Scan each line of the records for the word "Crop" and extract the ones that have it.

** START GIVEN ENTRIES **

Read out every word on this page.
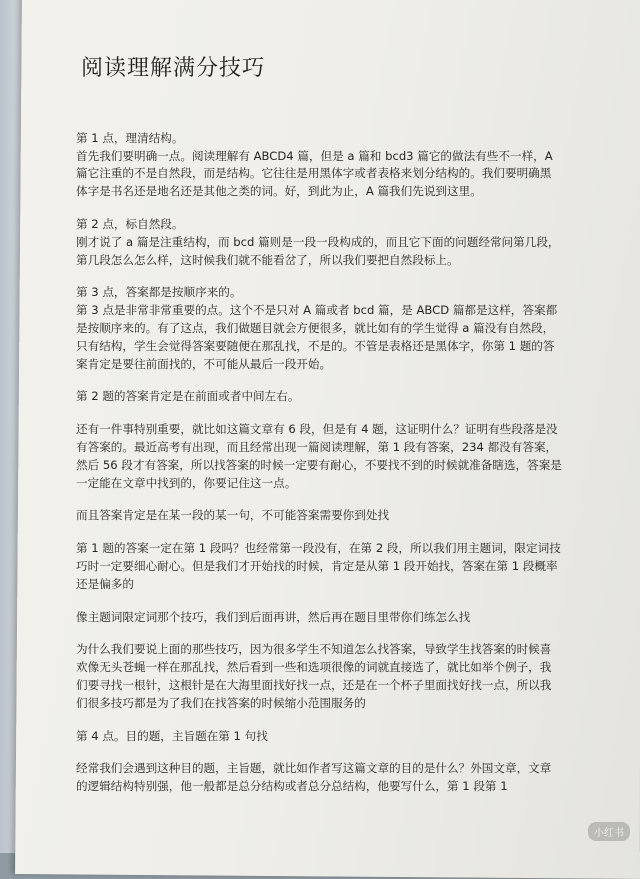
阅读理解满分技巧

第 1 点，理清结构。
首先我们要明确一点。阅读理解有 ABCD4 篇，但是 a 篇和 bcd3 篇它的做法有些不一样，A 篇它注重的不是自然段，而是结构。它往往是用黑体字或者表格来划分结构的。我们要明确黑体字是书名还是地名还是其他之类的词。好，到此为止，A 篇我们先说到这里。

第 2 点，标自然段。
刚才说了 a 篇是注重结构，而 bcd 篇则是一段一段构成的，而且它下面的问题经常问第几段，第几段怎么怎么样，这时候我们就不能看岔了，所以我们要把自然段标上。

第 3 点，答案都是按顺序来的。
第 3 点是非常非常重要的点。这个不是只对 A 篇或者 bcd 篇，是 ABCD 篇都是这样，答案都是按顺序来的。有了这点，我们做题目就会方便很多，就比如有的学生觉得 a 篇没有自然段，只有结构，学生会觉得答案要随便在那乱找，不是的。不管是表格还是黑体字，你第 1 题的答案肯定是要往前面找的，不可能从最后一段开始。

第 2 题的答案肯定是在前面或者中间左右。

还有一件事特别重要，就比如这篇文章有 6 段，但是有 4 题，这证明什么？证明有些段落是没有答案的。最近高考有出现，而且经常出现一篇阅读理解，第 1 段有答案，234 都没有答案，然后 56 段才有答案，所以找答案的时候一定要有耐心，不要找不到的时候就准备瞎选，答案是一定能在文章中找到的，你要记住这一点。

而且答案肯定是在某一段的某一句，不可能答案需要你到处找

第 1 题的答案一定在第 1 段吗？也经常第一段没有，在第 2 段，所以我们用主题词，限定词技巧时一定要细心耐心。但是我们才开始找的时候，肯定是从第 1 段开始找，答案在第 1 段概率还是偏多的

像主题词限定词那个技巧，我们到后面再讲，然后再在题目里带你们练怎么找

为什么我们要说上面的那些技巧，因为很多学生不知道怎么找答案，导致学生找答案的时候喜欢像无头苍蝇一样在那乱找，然后看到一些和选项很像的词就直接选了，就比如举个例子，我们要寻找一根针，这根针是在大海里面找好找一点，还是在一个杯子里面找好找一点，所以我们很多技巧都是为了我们在找答案的时候缩小范围服务的

第 4 点。目的题，主旨题在第 1 句找

经常我们会遇到这种目的题，主旨题，就比如作者写这篇文章的目的是什么？外国文章，文章的逻辑结构特别强，他一般都是总分结构或者总分总结构，他要写什么，第 1 段第 1

小红书
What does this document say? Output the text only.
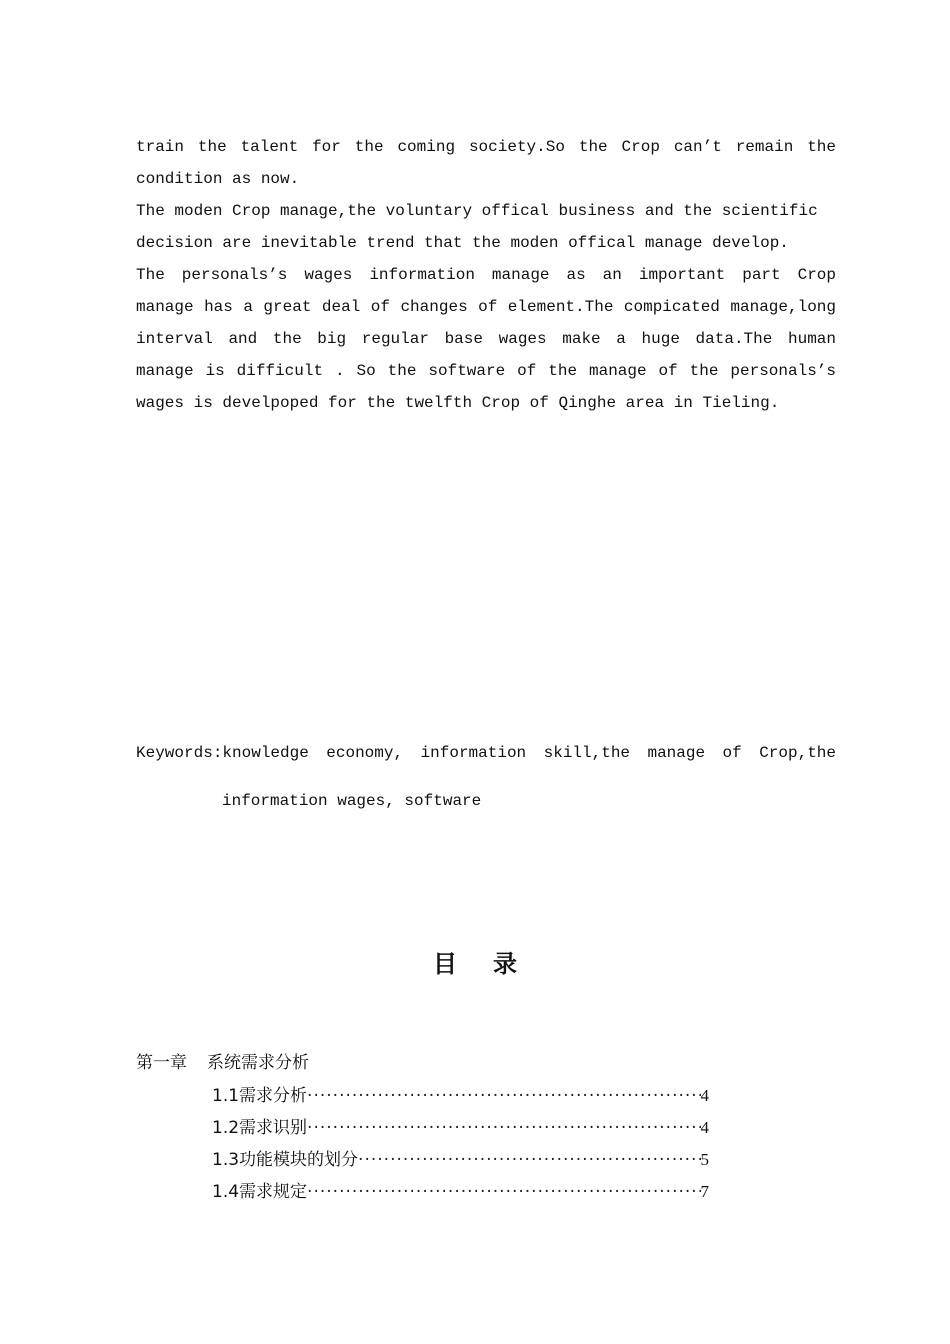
train the talent for the coming society.So the Crop can’t remain the condition as now.

The moden Crop manage,the voluntary offical business and the scientific decision are inevitable trend that the moden offical manage develop.

The personals’s wages information manage as an important part Crop manage has a great deal of changes of element.The compicated manage,long interval and the big regular base wages make a huge data.The human manage is difficult . So the software of the manage of the personals’s wages is develpoped for the twelfth Crop of Qinghe area in Tieling.

Keywords:knowledge economy, information skill,the manage of Crop,the
information wages, software
目录
第一章 系统需求分析
1.1 需求分析 ·····	4
1.2 需求识别 ·····	4
1.3 功能模块的划分 ·····	5
1.4 需求规定 ·····	7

** END GIVEN ENTRIES **

> _TASK RESPONSE_
train the talent for the coming society.So the Crop can’t remain the condition as now.
The moden Crop manage,the voluntary offical business and the scientific decision are inevitable trend that the moden offical manage develop.
The personals’s wages information manage as an important part Crop manage has a great deal of changes of element.The compicated manage,long interval and the big regular base wages make a huge data.The human manage is difficult . So the software of the manage of the personals’s wages is develpoped for the twelfth Crop of Qinghe area in Tieling.
Keywords:knowledge economy, information skill,the manage of Crop,the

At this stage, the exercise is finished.